◆ Written problem ◆
Restate the entries below verbatim.

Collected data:

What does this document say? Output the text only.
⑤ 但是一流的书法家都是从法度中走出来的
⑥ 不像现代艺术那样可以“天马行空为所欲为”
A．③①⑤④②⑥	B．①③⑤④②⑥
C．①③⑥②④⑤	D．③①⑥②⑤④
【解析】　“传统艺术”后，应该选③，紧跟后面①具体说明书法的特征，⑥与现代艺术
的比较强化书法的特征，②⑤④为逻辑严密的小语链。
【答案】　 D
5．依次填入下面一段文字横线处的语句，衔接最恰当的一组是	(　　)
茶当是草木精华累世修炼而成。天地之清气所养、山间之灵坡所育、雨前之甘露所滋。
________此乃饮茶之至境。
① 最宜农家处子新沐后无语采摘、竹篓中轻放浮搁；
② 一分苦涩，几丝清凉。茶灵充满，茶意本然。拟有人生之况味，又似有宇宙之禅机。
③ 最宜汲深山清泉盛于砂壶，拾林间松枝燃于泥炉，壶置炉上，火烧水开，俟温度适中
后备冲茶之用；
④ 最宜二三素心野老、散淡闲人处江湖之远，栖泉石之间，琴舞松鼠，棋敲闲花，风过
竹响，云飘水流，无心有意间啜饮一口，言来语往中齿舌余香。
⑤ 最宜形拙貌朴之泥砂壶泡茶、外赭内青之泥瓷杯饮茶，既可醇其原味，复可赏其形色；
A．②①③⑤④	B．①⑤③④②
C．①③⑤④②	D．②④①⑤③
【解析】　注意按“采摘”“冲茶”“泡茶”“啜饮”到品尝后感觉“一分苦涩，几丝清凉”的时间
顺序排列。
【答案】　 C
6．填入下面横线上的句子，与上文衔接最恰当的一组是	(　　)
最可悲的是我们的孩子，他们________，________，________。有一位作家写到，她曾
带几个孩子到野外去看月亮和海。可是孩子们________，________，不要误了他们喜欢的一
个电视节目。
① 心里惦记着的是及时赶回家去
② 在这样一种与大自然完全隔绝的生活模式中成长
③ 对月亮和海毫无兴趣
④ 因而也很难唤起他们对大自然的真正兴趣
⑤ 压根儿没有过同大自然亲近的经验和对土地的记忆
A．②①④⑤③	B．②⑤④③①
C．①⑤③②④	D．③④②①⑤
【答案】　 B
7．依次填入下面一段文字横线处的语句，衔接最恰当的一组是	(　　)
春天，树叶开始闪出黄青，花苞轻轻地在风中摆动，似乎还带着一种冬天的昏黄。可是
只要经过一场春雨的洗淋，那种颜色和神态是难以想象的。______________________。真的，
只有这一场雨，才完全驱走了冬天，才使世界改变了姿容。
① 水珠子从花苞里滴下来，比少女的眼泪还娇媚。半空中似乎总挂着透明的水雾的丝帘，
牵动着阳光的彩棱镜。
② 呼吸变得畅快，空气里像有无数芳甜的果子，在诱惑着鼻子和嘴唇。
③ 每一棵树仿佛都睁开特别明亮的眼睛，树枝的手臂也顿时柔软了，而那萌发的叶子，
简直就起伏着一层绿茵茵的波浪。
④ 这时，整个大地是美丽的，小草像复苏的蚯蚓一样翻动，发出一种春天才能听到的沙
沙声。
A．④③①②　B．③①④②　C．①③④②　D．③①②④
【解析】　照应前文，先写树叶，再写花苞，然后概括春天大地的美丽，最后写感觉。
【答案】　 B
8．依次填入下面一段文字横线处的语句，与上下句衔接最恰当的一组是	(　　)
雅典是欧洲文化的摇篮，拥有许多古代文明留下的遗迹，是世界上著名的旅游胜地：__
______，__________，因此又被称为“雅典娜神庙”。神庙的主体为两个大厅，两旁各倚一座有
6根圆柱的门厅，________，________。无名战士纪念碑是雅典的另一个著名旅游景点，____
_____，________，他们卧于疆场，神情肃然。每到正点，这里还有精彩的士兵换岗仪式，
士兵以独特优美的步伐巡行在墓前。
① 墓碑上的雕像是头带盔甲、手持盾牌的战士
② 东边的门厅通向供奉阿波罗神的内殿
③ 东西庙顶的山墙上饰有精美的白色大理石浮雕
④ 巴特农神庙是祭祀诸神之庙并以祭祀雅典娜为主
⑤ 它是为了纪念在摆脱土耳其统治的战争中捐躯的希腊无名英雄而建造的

◆ Final result ◆
What does this document say? Output the text only.
⑤ 但是一流的书法家都是从法度中走出来的
⑥ 不像现代艺术那样可以“天马行空为所欲为”
A．③①⑤④②⑥	B．①③⑤④②⑥
C．①③⑥②④⑤	D．③①⑥②⑤④
【解析】　“传统艺术”后，应该选③，紧跟后面①具体说明书法的特征，⑥与现代艺术
的比较强化书法的特征，②⑤④为逻辑严密的小语链。
【答案】　 D
5．依次填入下面一段文字横线处的语句，衔接最恰当的一组是	(　　)
茶当是草木精华累世修炼而成。天地之清气所养、山间之灵坡所育、雨前之甘露所滋。
________此乃饮茶之至境。
① 最宜农家处子新沐后无语采摘、竹篓中轻放浮搁；
② 一分苦涩，几丝清凉。茶灵充满，茶意本然。拟有人生之况味，又似有宇宙之禅机。
③ 最宜汲深山清泉盛于砂壶，拾林间松枝燃于泥炉，壶置炉上，火烧水开，俟温度适中
后备冲茶之用；
④ 最宜二三素心野老、散淡闲人处江湖之远，栖泉石之间，琴舞松鼠，棋敲闲花，风过
竹响，云飘水流，无心有意间啜饮一口，言来语往中齿舌余香。
⑤ 最宜形拙貌朴之泥砂壶泡茶、外赭内青之泥瓷杯饮茶，既可醇其原味，复可赏其形色；
A．②①③⑤④	B．①⑤③④②
C．①③⑤④②	D．②④①⑤③
【解析】　注意按“采摘”“冲茶”“泡茶”“啜饮”到品尝后感觉“一分苦涩，几丝清凉”的时间
顺序排列。
【答案】　 C
6．填入下面横线上的句子，与上文衔接最恰当的一组是	(　　)
最可悲的是我们的孩子，他们________，________，________。有一位作家写到，她曾
带几个孩子到野外去看月亮和海。可是孩子们________，________，不要误了他们喜欢的一
个电视节目。
① 心里惦记着的是及时赶回家去
② 在这样一种与大自然完全隔绝的生活模式中成长
③ 对月亮和海毫无兴趣
④ 因而也很难唤起他们对大自然的真正兴趣
⑤ 压根儿没有过同大自然亲近的经验和对土地的记忆
A．②①④⑤③	B．②⑤④③①
C．①⑤③②④	D．③④②①⑤
【答案】　 B
7．依次填入下面一段文字横线处的语句，衔接最恰当的一组是	(　　)
春天，树叶开始闪出黄青，花苞轻轻地在风中摆动，似乎还带着一种冬天的昏黄。可是
只要经过一场春雨的洗淋，那种颜色和神态是难以想象的。______________________。真的，
只有这一场雨，才完全驱走了冬天，才使世界改变了姿容。
① 水珠子从花苞里滴下来，比少女的眼泪还娇媚。半空中似乎总挂着透明的水雾的丝帘，
牵动着阳光的彩棱镜。
② 呼吸变得畅快，空气里像有无数芳甜的果子，在诱惑着鼻子和嘴唇。
③ 每一棵树仿佛都睁开特别明亮的眼睛，树枝的手臂也顿时柔软了，而那萌发的叶子，
简直就起伏着一层绿茵茵的波浪。
④ 这时，整个大地是美丽的，小草像复苏的蚯蚓一样翻动，发出一种春天才能听到的沙
沙声。
A．④③①②　B．③①④②　C．①③④②　D．③①②④
【解析】　照应前文，先写树叶，再写花苞，然后概括春天大地的美丽，最后写感觉。
【答案】　 B
8．依次填入下面一段文字横线处的语句，与上下句衔接最恰当的一组是	(　　)
雅典是欧洲文化的摇篮，拥有许多古代文明留下的遗迹，是世界上著名的旅游胜地：__
______，__________，因此又被称为“雅典娜神庙”。神庙的主体为两个大厅，两旁各倚一座有
6根圆柱的门厅，________，________。无名战士纪念碑是雅典的另一个著名旅游景点，____
_____，________，他们卧于疆场，神情肃然。每到正点，这里还有精彩的士兵换岗仪式，
士兵以独特优美的步伐巡行在墓前。
① 墓碑上的雕像是头带盔甲、手持盾牌的战士
② 东边的门厅通向供奉阿波罗神的内殿
③ 东西庙顶的山墙上饰有精美的白色大理石浮雕
④ 巴特农神庙是祭祀诸神之庙并以祭祀雅典娜为主
⑤ 它是为了纪念在摆脱土耳其统治的战争中捐躯的希腊无名英雄而建造的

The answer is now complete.